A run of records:
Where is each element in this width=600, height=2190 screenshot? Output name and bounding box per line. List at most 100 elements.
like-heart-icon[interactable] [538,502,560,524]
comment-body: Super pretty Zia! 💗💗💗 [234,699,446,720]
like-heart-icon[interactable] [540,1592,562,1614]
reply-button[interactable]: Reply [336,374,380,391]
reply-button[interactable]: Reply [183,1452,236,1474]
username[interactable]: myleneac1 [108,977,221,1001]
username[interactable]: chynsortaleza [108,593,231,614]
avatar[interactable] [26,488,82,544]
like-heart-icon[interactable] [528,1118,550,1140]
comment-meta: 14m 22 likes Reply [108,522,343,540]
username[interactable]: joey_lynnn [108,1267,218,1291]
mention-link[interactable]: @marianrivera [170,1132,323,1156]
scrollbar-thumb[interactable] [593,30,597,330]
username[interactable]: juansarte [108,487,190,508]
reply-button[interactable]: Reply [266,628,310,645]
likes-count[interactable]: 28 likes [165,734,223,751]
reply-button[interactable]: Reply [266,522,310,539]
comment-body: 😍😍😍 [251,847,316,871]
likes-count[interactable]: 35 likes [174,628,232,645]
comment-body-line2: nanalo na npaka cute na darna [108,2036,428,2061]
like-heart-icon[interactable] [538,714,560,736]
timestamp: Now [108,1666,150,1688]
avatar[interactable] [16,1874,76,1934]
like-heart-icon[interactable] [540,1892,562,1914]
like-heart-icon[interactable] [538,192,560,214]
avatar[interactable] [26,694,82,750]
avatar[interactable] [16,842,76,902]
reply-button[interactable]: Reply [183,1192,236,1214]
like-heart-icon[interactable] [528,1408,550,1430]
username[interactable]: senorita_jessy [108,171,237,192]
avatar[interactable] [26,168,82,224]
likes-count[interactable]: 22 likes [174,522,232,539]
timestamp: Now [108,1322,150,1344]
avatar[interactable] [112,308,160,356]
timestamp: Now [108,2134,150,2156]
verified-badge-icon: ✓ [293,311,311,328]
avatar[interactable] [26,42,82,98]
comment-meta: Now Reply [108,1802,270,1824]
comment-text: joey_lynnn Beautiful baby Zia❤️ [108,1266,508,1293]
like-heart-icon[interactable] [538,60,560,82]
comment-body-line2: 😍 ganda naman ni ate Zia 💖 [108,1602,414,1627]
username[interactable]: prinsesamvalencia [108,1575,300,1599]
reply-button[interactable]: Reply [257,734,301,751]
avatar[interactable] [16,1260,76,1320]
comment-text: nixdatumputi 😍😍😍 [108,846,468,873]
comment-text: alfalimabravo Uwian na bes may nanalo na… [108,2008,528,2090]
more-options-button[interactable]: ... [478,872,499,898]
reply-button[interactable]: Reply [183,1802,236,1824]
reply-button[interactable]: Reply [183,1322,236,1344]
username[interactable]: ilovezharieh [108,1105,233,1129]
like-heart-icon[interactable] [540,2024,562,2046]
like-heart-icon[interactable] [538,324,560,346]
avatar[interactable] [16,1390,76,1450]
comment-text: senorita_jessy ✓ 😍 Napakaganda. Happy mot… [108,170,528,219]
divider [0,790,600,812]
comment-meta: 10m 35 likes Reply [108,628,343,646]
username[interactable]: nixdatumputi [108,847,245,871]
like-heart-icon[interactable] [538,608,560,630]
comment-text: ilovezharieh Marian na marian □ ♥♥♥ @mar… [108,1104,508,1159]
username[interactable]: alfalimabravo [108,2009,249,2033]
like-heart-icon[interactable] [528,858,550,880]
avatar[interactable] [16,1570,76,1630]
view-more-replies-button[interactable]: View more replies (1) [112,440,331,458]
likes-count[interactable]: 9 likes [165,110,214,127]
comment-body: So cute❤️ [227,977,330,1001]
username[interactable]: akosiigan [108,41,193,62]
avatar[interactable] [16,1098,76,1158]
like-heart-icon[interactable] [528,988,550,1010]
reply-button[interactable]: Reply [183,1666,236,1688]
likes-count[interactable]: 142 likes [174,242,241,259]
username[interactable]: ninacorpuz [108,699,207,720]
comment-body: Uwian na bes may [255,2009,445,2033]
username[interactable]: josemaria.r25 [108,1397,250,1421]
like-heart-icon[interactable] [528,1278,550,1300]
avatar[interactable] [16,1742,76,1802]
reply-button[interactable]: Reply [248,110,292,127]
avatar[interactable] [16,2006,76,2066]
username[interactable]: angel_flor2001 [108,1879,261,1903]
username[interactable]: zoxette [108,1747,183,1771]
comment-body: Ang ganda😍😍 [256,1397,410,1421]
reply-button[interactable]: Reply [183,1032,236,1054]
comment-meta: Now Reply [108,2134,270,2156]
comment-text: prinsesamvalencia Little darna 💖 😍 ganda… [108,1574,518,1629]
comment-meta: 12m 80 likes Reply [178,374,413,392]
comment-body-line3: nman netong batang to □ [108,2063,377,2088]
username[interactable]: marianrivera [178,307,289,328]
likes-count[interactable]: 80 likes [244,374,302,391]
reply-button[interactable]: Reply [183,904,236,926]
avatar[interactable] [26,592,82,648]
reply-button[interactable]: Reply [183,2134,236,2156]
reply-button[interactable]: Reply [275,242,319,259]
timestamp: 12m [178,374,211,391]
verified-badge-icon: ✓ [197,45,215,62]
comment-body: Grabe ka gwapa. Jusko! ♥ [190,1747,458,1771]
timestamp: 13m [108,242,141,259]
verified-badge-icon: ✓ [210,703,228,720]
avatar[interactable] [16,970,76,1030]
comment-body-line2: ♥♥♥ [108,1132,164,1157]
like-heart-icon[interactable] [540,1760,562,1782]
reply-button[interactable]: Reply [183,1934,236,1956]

_Problem details:_
Render the stretch from the start of the records through the line containing "username[interactable]: myleneac1 [108,977,221,1001]" as a numbered list, leaving out any blank lines.

_Correct result:_
1. Where is each element in this width=600, height=2190 screenshot? Output name and bounding box per line. List at most 100 elements.
2. like-heart-icon[interactable] [538,502,560,524]
3. comment-body: Super pretty Zia! 💗💗💗 [234,699,446,720]
4. like-heart-icon[interactable] [540,1592,562,1614]
5. reply-button[interactable]: Reply [336,374,380,391]
6. reply-button[interactable]: Reply [183,1452,236,1474]
7. username[interactable]: myleneac1 [108,977,221,1001]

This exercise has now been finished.